What the task asks =>
Pick up the news report on the Tenth Circuit ruling against Albuquerque's library ban for registered sex offenders and carry it on from its last sentence.

Source passage =>
──────

[JURIST] The US Court of Appeals for the Tenth Circuit [official website] ruled [opinion, PDF] Friday that a policy in the city of Albuquerque, New Mexico, that bans registered sex offenders from entering the city’s public libraries is unconstitutional. The court reasoned that the policy violated the fundamental right to receive information under the First Amendment [text] of the Constitution and that denying access to public libraries to some is an infringement on this right. While the court held that the current policy is in violation of the Constitution, it noted that a less strict policy may be an option for the city, stating:
We note that our decision does not signal the death knell of the City’s efforts, if it wishes to pursue them, to restrict access of registered sex offenders to the City’s public libraries. … Like the Supreme Court, we “generally will not strike down a governmental action” for failure to leave open adequate alternative channels of communication “unless the government enactment will foreclose an entire medium of public expression across the landscape of a particular community or setting.
The appeals court affirmed the 2009 ruling of a US District Court judge in New Mexico who held that the city’s ban was too restrictive. The policy banning sex offenders from Albuquerque public libraries began in 2008 when the former mayor of the city ordered the city libraries [Reuters report] to inform registered sex offenders by letter that they were no longer allowed to use the facilities.

──────

Source information =>
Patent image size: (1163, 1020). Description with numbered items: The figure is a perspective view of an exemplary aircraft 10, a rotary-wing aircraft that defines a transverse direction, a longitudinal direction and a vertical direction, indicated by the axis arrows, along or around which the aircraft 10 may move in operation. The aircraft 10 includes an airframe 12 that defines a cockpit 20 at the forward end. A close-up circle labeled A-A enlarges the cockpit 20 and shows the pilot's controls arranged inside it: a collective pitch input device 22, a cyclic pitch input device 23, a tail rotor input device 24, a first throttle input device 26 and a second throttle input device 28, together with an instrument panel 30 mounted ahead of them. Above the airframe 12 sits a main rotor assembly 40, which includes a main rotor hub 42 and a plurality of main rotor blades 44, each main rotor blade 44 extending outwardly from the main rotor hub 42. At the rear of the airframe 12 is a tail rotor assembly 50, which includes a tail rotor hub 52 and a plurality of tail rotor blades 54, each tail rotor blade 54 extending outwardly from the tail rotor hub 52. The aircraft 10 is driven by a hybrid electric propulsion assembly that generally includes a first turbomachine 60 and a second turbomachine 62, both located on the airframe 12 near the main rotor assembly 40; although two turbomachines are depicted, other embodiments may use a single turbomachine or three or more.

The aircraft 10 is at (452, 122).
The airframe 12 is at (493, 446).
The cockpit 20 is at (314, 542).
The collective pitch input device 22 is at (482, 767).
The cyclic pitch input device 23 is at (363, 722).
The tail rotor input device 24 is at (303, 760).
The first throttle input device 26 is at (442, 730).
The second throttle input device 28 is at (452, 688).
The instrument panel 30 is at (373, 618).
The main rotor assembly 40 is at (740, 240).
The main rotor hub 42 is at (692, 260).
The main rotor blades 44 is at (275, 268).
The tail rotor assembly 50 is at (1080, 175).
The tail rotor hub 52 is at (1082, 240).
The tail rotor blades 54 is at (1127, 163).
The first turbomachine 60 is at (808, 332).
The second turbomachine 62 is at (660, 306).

──────

Answer to the exercise =>
US courts have seen numerous constitutional challenges to laws placing restrictions on sex offenders. In August, the American Civil Liberties filed a complaint in federal court seeking to block a Louisiana law that limits Internet use for registered sex offenders [JURIST report]. In May 2010, the US Supreme Court ruled that mentally ill sex offenders may be civilly committed [JURIST report] beyond their prison sentences. The New Jersey Supreme Court ruled [JURIST report] in May 2009 that local ordinances prohibiting convicted sex offenders from living near schools, playgrounds, and other public areas were preempted by the state’s Megan’s Law and, therefore, invalid. In March 2009, the US Court of Appeals for the Fourth Circuit ruled that a South Carolina law requiring convicted first degree sex offenders to submit to a DNA test and pay $250 in processing fees prior to their release does not violate the ex post facto clause of the Constitution [JURIST report]. A judge in the US District Court for the Eastern District of California ruled in February 2009 that the Sex Offender Registration and Notification Act of 2006 (SORNA), which makes it a federal crime for a sex offender to attempt to move to another state [JURIST report] while failing to register in a nationwide database, is unconstitutional.